EXERCISE:
Scan the material for the word "String", and copy each line where it shows up.

:: SOURCE MATERIAL

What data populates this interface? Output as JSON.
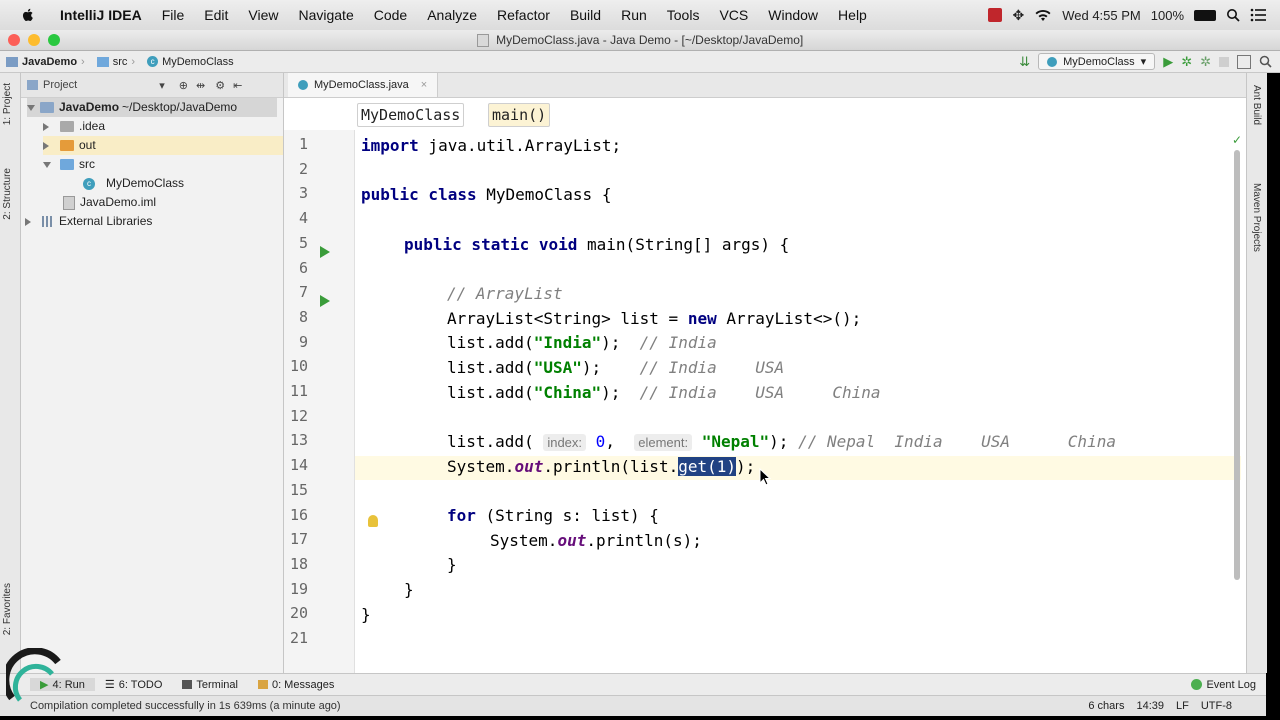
{
  "menubar": {
    "apple_icon": "apple-icon",
    "app_name": "IntelliJ IDEA",
    "items": [
      "File",
      "Edit",
      "View",
      "Navigate",
      "Code",
      "Analyze",
      "Refactor",
      "Build",
      "Run",
      "Tools",
      "VCS",
      "Window",
      "Help"
    ],
    "clock": "Wed 4:55 PM",
    "battery": "100%"
  },
  "window": {
    "title": "MyDemoClass.java - Java Demo - [~/Desktop/JavaDemo]"
  },
  "navbar": {
    "crumbs": [
      "JavaDemo",
      "src",
      "MyDemoClass"
    ],
    "run_config": "MyDemoClass"
  },
  "left_stripe": {
    "project_tab": "1: Project",
    "structure_tab": "2: Structure",
    "favorites_tab": "2: Favorites"
  },
  "right_stripe": {
    "ant_tab": "Ant Build",
    "maven_tab": "Maven Projects"
  },
  "project_panel": {
    "header": "Project",
    "tree": {
      "root_name": "JavaDemo",
      "root_path": "~/Desktop/JavaDemo",
      "idea": ".idea",
      "out": "out",
      "src": "src",
      "class_file": "MyDemoClass",
      "iml_file": "JavaDemo.iml",
      "libraries": "External Libraries"
    }
  },
  "editor": {
    "tab_label": "MyDemoClass.java",
    "breadcrumb_class": "MyDemoClass",
    "breadcrumb_method": "main()",
    "line_numbers": [
      "1",
      "2",
      "3",
      "4",
      "5",
      "6",
      "7",
      "8",
      "9",
      "10",
      "11",
      "12",
      "13",
      "14",
      "15",
      "16",
      "17",
      "18",
      "19",
      "20",
      "21"
    ],
    "lines": {
      "l1_kw": "import",
      "l1_rest": " java.util.ArrayList;",
      "l3_kw": "public class",
      "l3_rest": " MyDemoClass {",
      "l5_kw": "public static void",
      "l5_rest": " main(String[] args) {",
      "l7_cmt": "// ArrayList",
      "l8_a": "ArrayList<String> list = ",
      "l8_kw": "new",
      "l8_b": " ArrayList<>();",
      "l9_a": "list.add(",
      "l9_str": "\"India\"",
      "l9_b": ");  ",
      "l9_cmt": "// India",
      "l10_a": "list.add(",
      "l10_str": "\"USA\"",
      "l10_b": ");    ",
      "l10_cmt": "// India    USA",
      "l11_a": "list.add(",
      "l11_str": "\"China\"",
      "l11_b": ");  ",
      "l11_cmt": "// India    USA     China",
      "l13_a": "list.add( ",
      "l13_hint1": "index:",
      "l13_num": "0",
      "l13_sep": ",  ",
      "l13_hint2": "element:",
      "l13_str": "\"Nepal\"",
      "l13_b": "); ",
      "l13_cmt": "// Nepal  India    USA      China",
      "l14_a": "System.",
      "l14_it": "out",
      "l14_b": ".println(list.",
      "l14_sel": "get(1)",
      "l14_c": ");",
      "l16_kw": "for",
      "l16_rest": " (String s: list) {",
      "l17_a": "System.",
      "l17_it": "out",
      "l17_b": ".println(s);",
      "l18": "}",
      "l19": "}",
      "l20": "}"
    }
  },
  "bottom_tools": {
    "run": "4: Run",
    "todo": "6: TODO",
    "terminal": "Terminal",
    "messages": "0: Messages",
    "event_log": "Event Log"
  },
  "status": {
    "message": "Compilation completed successfully in 1s 639ms (a minute ago)",
    "chars": "6 chars",
    "position": "14:39",
    "line_sep": "LF",
    "encoding": "UTF-8"
  }
}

::::

ANSWER IN FULL:
      "l5_rest": " main(String[] args) {",
      "l8_a": "ArrayList<String> list = ",
      "l16_rest": " (String s: list) {",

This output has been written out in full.